[Data entries]
--
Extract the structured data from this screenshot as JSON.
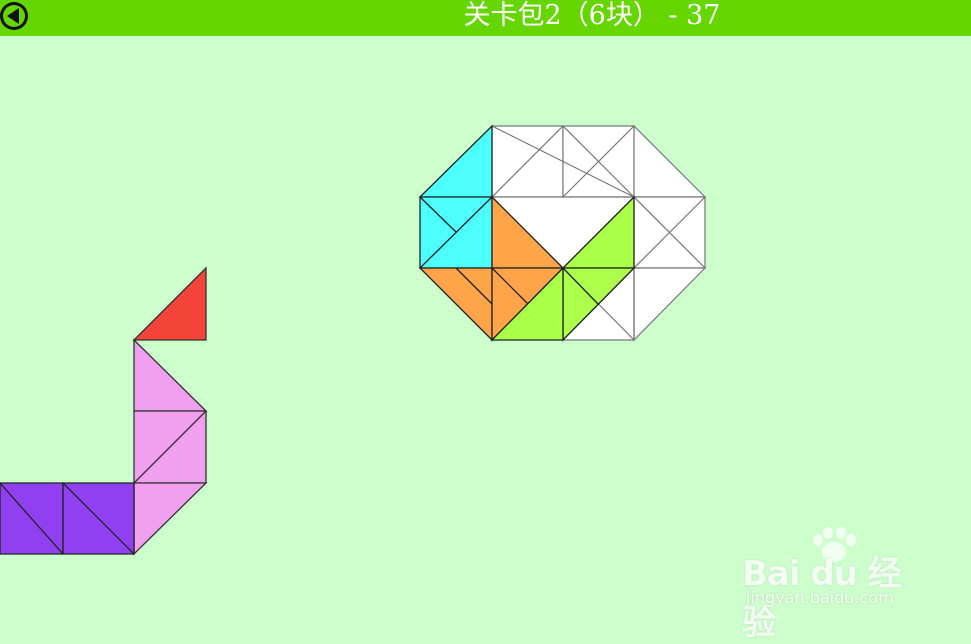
{
  "header": {
    "title": "关卡包2（6块） - 37",
    "back_icon": "back-arrow-icon",
    "bar_color": "#66d600"
  },
  "board": {
    "background_color": "#ccffcc",
    "target_shape": "octagon",
    "empty_cell_color": "#ffffff"
  },
  "pieces": [
    {
      "name": "cyan-piece",
      "color": "#44ffff",
      "placed": true
    },
    {
      "name": "orange-piece",
      "color": "#ffa040",
      "placed": true
    },
    {
      "name": "lime-piece",
      "color": "#a8ff40",
      "placed": true
    },
    {
      "name": "red-piece",
      "color": "#f4443a",
      "placed": false
    },
    {
      "name": "pink-piece",
      "color": "#f0a0ee",
      "placed": false
    },
    {
      "name": "purple-piece",
      "color": "#9040f0",
      "placed": false
    }
  ],
  "watermark": {
    "brand": "Bai du 经验",
    "url": "jingyan.baidu.com"
  }
}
--
What you need to do:
State how many lines hold the word "name". The number is the whole answer.

Result of this exercise:
6